Exercise
Every line from the line containing "Give me the" through the final line of the data is to be printed exactly; no other line is to appear.

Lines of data
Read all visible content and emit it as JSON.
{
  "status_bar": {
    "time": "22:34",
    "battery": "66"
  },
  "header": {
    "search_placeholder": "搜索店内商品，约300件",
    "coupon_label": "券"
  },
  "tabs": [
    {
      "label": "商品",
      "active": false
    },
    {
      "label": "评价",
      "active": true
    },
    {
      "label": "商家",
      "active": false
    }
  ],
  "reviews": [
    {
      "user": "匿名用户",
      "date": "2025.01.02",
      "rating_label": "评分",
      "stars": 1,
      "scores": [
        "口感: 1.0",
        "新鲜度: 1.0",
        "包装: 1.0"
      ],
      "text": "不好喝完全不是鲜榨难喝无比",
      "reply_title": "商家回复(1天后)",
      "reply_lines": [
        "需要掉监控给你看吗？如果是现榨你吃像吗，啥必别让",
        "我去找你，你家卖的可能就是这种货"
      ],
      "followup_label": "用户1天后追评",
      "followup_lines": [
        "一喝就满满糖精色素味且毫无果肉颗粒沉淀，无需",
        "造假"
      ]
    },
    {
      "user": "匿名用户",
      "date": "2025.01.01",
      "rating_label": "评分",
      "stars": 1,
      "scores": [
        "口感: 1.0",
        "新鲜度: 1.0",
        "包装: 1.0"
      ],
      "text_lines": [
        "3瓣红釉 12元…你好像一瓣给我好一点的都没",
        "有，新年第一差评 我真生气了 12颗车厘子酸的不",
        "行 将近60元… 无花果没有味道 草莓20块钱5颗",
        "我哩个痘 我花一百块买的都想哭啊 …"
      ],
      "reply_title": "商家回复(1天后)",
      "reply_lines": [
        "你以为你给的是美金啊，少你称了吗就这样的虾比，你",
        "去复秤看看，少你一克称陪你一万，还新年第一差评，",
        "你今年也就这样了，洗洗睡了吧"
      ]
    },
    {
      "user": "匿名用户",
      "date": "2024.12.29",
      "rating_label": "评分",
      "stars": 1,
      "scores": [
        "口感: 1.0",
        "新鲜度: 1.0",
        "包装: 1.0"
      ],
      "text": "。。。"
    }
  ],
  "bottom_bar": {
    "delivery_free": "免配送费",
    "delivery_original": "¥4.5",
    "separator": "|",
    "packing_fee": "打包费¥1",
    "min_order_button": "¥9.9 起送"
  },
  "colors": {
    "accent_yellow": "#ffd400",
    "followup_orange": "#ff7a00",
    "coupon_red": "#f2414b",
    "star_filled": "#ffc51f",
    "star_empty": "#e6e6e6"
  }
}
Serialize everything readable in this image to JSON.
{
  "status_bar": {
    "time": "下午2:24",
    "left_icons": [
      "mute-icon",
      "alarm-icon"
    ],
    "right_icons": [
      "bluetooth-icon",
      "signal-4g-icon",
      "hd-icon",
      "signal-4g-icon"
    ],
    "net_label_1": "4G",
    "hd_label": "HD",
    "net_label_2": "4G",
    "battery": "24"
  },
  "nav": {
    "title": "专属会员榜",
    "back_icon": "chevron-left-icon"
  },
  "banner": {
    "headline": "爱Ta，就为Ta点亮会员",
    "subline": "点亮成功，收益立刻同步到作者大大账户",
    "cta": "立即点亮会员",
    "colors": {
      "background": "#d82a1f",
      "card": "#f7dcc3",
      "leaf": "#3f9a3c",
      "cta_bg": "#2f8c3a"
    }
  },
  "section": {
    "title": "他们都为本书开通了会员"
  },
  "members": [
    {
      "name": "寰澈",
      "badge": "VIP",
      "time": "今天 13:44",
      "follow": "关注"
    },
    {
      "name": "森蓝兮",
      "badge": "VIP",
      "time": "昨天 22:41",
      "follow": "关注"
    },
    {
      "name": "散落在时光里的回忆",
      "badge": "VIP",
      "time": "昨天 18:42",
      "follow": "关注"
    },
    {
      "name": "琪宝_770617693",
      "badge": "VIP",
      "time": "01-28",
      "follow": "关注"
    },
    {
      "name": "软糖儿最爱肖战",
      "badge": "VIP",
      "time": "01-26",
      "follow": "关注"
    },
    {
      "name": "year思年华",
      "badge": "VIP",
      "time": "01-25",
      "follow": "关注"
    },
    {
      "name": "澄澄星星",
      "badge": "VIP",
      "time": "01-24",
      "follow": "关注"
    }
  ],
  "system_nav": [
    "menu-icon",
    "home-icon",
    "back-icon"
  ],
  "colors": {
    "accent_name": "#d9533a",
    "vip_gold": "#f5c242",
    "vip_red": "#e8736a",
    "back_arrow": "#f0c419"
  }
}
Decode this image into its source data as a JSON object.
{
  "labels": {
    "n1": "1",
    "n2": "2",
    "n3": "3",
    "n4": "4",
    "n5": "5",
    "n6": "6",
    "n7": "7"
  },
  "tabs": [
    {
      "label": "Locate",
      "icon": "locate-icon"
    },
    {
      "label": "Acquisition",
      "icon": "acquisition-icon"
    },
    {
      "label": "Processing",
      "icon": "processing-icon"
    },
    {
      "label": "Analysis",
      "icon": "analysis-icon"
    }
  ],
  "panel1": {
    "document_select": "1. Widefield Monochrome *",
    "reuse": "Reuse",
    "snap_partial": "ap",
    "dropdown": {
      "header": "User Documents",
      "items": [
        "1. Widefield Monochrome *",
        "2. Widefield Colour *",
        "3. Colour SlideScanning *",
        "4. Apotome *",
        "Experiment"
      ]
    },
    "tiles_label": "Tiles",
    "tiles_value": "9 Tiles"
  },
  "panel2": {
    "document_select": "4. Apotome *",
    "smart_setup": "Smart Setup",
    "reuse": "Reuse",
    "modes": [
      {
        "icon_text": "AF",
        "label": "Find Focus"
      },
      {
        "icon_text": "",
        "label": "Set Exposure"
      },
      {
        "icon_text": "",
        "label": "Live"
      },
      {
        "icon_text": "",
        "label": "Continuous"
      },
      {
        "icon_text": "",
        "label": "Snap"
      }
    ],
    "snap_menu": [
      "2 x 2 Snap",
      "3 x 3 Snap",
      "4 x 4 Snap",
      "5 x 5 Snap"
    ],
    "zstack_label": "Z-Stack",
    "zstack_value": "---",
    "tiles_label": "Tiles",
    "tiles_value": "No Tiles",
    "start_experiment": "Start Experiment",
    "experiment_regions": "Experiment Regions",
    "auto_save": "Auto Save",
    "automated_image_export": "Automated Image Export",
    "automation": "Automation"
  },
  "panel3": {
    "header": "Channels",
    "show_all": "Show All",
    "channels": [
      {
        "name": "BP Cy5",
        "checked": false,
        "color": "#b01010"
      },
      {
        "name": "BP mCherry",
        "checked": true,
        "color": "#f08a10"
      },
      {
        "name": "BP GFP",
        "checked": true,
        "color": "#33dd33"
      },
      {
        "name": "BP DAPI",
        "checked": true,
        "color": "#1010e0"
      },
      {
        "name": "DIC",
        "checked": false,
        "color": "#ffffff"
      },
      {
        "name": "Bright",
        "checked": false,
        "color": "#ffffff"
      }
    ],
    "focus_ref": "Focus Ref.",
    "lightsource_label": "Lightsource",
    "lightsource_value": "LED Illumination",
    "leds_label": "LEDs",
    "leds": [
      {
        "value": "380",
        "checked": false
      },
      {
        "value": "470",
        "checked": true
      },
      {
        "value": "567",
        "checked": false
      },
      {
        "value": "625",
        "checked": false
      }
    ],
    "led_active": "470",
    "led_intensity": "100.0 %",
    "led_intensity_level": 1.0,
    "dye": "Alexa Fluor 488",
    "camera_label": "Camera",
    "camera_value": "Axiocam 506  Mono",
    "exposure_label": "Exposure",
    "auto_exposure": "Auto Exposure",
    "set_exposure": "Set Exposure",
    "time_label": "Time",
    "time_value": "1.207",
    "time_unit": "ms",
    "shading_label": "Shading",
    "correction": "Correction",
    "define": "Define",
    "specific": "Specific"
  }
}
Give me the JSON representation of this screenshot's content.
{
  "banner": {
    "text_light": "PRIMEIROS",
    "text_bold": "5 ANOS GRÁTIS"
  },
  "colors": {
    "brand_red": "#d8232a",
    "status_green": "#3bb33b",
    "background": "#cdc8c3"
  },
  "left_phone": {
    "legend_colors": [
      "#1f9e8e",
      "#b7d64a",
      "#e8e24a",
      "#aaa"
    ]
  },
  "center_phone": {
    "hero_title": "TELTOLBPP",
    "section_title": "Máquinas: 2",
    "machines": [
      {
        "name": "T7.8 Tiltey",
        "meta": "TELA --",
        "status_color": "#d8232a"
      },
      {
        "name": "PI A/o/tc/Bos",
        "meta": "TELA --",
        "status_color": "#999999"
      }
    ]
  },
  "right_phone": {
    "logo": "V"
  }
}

Written response
Give me the JSON representation of this screenshot's content.
{
  "banner": {
    "text_light": "PRIMEIROS",
    "text_bold": "5 ANOS GRÁTIS"
  },
  "colors": {
    "brand_red": "#d8232a",
    "status_green": "#3bb33b",
    "background": "#cdc8c3"
  },
  "left_phone": {
    "legend_colors": [
      "#1f9e8e",
      "#b7d64a",
      "#e8e24a",
      "#aaa"
    ]
  },
  "center_phone": {
    "hero_title": "TELTOLBPP",
    "section_title": "Máquinas: 2",
    "machines": [
      {
        "name": "T7.8 Tiltey",
        "meta": "TELA --",
        "status_color": "#d8232a"
      },
      {
        "name": "PI A/o/tc/Bos",
        "meta": "TELA --",
        "status_color": "#999999"
      }
    ]
  },
  "right_phone": {
    "logo": "V"
  }
}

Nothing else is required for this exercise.